Source data:
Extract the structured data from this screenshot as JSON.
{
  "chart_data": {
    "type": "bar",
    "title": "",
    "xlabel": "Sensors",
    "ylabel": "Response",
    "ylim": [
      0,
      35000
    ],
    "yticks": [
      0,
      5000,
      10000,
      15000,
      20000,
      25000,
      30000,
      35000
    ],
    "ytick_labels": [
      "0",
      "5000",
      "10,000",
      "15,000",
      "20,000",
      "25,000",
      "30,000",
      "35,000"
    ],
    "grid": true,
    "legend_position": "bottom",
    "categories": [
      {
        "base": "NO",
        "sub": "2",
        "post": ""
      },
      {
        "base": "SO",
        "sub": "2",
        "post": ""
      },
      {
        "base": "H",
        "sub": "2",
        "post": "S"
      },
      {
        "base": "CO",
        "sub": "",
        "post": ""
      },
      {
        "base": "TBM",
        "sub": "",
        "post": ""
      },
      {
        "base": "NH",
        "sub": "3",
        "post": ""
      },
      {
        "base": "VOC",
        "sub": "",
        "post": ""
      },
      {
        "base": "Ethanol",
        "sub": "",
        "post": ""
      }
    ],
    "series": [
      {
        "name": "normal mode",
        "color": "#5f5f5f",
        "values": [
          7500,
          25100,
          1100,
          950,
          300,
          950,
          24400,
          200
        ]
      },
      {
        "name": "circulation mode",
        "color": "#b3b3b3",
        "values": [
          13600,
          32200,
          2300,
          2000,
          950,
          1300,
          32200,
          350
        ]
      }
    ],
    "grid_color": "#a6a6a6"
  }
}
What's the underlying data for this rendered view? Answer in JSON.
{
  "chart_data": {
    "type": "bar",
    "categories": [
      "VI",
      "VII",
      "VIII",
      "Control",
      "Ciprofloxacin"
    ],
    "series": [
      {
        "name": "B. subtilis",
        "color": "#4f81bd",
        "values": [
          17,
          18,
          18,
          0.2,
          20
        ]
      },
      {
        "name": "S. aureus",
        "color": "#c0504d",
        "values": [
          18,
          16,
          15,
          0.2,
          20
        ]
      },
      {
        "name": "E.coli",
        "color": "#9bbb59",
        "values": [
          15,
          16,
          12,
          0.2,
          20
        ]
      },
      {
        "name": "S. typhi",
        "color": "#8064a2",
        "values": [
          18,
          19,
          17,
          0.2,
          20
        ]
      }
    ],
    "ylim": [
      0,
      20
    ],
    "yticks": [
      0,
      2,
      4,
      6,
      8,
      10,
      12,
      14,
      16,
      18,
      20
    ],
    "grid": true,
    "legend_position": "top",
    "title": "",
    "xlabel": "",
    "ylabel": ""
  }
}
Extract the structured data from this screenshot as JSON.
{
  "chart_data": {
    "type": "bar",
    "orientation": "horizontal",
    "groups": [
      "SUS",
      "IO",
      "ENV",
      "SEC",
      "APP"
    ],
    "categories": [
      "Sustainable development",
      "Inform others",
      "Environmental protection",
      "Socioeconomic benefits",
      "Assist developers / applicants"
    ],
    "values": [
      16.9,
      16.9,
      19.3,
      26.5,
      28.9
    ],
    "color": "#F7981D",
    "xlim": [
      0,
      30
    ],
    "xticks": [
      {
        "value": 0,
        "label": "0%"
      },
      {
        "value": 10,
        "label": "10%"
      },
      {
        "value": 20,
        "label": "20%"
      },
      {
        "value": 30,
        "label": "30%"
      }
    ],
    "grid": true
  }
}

■ **PROBLEM DESCRIPTION**
Using the entries above, return each line that includes the word "name".

■ **TASK ANSWER**
        "name": "normal mode",
        "name": "circulation mode",
        "name": "B. subtilis",
        "name": "S. aureus",
        "name": "E.coli",
        "name": "S. typhi",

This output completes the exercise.